-------- GIVEN RECORDS --------

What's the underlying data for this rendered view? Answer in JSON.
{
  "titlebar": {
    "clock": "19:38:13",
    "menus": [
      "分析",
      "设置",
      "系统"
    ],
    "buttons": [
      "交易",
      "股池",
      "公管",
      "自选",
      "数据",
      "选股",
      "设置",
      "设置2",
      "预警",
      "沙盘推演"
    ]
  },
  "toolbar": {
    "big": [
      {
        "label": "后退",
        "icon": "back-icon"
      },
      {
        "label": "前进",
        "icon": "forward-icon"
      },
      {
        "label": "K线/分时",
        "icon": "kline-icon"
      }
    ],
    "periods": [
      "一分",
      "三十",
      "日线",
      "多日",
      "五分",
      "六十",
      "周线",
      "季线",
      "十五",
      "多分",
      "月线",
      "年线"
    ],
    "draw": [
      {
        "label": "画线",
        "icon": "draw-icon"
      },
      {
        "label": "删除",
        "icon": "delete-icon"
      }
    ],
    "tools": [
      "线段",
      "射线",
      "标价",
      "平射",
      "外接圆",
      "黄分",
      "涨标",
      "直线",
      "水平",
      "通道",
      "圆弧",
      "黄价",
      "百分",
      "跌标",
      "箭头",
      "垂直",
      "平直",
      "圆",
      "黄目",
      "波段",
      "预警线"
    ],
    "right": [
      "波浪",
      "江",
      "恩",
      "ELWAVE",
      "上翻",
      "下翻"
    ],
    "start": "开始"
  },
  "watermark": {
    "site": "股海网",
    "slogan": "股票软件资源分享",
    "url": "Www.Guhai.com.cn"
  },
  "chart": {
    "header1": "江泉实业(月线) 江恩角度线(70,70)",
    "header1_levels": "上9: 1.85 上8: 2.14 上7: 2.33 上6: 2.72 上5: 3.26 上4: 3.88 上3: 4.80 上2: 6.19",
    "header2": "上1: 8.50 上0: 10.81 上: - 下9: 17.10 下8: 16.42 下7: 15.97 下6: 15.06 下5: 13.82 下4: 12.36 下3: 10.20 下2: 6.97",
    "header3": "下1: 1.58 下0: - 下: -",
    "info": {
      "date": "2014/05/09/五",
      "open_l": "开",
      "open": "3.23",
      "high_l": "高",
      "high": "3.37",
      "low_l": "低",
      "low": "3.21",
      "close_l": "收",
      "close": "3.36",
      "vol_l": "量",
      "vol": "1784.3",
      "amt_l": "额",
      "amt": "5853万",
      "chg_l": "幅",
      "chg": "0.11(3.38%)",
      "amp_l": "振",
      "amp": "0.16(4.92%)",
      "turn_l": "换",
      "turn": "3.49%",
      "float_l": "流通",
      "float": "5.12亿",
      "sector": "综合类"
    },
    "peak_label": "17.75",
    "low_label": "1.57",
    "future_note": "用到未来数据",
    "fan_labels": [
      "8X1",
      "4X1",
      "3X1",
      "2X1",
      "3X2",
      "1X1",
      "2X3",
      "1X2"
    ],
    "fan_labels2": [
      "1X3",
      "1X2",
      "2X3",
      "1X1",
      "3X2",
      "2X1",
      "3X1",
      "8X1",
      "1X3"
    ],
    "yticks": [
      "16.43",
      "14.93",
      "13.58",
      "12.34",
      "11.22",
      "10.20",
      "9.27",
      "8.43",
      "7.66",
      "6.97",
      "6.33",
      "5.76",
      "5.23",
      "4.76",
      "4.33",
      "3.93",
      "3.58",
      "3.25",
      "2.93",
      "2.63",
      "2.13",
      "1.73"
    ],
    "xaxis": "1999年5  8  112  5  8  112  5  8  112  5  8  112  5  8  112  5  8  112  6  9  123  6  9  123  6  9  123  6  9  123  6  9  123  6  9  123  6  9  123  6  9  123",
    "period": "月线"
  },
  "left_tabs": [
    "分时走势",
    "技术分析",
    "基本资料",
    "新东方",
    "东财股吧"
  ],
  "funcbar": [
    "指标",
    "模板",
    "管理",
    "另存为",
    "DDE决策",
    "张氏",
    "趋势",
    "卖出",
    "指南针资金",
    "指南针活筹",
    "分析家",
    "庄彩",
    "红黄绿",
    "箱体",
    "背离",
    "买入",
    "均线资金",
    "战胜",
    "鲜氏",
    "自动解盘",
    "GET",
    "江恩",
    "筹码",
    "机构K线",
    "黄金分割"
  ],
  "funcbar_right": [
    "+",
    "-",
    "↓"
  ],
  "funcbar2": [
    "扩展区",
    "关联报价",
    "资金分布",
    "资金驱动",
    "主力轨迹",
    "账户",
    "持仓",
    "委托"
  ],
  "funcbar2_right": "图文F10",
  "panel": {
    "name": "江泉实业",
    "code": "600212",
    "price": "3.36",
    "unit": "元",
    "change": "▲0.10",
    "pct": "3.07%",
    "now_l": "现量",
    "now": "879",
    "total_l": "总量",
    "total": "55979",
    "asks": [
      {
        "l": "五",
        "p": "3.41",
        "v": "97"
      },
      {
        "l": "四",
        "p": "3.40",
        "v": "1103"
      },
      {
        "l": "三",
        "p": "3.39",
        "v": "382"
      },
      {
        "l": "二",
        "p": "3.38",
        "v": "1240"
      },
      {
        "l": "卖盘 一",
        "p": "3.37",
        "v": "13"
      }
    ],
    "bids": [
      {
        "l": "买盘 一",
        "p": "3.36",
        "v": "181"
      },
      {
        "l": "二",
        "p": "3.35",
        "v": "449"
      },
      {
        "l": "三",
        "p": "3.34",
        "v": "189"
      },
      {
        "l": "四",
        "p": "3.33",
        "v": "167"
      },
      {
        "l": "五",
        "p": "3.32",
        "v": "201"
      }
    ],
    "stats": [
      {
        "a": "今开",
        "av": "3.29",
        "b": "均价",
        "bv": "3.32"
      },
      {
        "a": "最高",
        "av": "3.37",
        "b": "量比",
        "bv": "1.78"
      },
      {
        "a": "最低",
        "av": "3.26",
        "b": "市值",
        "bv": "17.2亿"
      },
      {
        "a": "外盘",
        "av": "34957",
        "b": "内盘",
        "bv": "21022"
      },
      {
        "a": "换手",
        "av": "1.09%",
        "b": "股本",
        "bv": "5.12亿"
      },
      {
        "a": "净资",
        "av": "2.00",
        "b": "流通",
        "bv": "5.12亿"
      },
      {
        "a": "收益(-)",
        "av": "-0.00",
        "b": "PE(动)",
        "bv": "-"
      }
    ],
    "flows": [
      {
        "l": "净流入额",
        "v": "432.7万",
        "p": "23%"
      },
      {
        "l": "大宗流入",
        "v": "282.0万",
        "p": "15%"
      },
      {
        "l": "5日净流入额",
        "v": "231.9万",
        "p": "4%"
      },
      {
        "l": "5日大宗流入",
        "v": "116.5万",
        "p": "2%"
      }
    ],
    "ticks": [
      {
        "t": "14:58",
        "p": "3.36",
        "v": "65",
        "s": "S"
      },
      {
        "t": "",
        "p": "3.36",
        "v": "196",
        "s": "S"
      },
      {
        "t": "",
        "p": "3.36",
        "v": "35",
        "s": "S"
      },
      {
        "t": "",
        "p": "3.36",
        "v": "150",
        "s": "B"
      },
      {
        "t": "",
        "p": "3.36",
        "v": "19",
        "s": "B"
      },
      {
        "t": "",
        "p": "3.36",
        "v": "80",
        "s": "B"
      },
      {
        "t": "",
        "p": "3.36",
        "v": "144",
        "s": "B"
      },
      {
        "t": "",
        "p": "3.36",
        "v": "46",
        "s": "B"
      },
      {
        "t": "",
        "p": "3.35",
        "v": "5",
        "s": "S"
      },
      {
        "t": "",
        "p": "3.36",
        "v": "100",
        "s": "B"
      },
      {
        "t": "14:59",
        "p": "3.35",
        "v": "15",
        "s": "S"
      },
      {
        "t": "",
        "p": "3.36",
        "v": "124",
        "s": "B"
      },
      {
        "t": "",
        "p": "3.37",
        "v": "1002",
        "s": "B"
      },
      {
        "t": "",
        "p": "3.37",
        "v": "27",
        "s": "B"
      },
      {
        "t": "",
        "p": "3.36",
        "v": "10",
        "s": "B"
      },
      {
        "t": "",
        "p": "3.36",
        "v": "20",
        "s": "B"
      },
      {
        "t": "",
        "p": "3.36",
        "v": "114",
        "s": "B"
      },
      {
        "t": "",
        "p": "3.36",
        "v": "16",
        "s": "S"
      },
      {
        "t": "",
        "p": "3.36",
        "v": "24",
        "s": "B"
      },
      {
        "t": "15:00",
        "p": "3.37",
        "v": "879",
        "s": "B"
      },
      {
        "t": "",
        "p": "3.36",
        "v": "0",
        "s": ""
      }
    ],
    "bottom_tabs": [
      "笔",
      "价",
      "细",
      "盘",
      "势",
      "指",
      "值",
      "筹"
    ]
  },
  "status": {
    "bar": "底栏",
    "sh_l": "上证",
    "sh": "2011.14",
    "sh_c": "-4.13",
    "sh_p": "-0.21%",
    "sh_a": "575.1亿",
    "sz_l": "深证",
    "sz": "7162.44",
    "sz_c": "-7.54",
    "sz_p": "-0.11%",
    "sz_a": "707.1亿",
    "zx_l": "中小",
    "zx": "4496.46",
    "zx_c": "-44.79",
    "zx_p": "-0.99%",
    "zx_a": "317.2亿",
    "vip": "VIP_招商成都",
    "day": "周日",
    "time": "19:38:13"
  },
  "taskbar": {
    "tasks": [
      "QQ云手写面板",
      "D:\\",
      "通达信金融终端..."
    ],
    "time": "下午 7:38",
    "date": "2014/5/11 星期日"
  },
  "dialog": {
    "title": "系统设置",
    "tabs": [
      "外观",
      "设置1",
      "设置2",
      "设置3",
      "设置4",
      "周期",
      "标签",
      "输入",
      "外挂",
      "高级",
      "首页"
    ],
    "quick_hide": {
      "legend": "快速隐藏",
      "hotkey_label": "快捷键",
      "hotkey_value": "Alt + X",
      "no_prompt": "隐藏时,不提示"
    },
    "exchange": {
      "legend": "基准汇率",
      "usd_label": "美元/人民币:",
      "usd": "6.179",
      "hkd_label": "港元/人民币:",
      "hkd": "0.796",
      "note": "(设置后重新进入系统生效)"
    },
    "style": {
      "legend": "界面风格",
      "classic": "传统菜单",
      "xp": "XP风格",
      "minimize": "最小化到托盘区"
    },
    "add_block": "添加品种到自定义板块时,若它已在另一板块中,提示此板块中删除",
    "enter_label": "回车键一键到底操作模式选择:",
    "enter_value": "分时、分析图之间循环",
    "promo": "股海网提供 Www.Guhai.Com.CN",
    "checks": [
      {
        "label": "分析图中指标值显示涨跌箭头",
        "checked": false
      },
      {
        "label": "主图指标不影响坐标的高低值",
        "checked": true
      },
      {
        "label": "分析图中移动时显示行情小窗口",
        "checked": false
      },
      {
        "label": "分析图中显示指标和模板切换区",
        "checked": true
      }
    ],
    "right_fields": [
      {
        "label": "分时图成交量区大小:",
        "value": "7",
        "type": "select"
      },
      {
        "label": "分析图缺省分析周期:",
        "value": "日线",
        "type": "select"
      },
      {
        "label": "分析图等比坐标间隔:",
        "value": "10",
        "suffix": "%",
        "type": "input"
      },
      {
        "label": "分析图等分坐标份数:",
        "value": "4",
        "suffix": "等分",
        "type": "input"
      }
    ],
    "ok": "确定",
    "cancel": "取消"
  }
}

--------

THE TASK: Look through the material and copy each line that has "legend".

ANSWER TO THIS PROBLEM:
      "legend": "快速隐藏",
      "legend": "基准汇率",
      "legend": "界面风格",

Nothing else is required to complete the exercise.